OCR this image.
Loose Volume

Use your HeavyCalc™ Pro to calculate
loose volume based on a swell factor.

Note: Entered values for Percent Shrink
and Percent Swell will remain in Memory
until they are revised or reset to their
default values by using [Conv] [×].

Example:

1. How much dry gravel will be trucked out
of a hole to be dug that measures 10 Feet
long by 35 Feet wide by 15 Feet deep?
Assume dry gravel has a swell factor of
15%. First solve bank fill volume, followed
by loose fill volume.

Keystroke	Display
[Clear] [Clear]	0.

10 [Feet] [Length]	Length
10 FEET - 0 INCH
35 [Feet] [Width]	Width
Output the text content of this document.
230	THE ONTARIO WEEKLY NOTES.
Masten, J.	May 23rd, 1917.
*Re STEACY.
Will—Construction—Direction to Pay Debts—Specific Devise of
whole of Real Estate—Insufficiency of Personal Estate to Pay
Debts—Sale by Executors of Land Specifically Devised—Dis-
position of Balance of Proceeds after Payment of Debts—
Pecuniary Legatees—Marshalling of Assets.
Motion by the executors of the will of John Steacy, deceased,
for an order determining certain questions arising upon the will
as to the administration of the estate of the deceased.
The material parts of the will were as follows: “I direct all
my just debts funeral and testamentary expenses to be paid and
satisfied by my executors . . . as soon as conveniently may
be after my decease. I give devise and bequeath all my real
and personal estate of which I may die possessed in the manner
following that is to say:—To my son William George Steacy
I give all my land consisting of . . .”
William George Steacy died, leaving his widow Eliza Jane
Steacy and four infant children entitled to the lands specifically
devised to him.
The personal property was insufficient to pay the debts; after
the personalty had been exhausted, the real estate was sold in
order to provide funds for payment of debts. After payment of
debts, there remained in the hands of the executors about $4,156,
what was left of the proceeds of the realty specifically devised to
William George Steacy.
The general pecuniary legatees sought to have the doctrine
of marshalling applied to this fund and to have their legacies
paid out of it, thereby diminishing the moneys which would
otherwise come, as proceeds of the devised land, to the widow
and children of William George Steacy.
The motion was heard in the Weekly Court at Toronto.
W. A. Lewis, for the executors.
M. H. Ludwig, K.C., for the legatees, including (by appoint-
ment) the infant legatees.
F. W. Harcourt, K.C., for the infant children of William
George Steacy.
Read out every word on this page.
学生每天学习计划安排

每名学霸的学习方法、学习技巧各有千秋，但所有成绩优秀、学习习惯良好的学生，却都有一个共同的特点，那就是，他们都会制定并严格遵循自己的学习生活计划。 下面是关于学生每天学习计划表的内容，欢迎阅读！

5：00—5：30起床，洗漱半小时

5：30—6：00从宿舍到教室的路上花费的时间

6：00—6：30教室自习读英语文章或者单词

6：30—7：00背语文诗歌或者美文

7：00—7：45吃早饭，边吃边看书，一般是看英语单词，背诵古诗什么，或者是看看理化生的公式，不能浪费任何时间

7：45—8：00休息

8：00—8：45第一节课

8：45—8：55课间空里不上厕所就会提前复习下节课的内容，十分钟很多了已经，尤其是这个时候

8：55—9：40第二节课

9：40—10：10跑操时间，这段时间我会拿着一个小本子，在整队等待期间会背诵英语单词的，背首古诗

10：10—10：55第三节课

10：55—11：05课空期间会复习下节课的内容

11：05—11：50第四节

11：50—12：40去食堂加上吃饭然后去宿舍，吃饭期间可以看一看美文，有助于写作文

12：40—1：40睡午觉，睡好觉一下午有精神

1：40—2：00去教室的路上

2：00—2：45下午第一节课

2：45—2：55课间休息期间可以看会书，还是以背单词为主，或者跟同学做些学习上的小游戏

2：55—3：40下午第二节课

+-------+

**AIM:** List the lines that contain the word "have".

**TASK ANSWER:**
The general pecuniary legatees sought to have the doctrine
of marshalling applied to this fund and to have their legacies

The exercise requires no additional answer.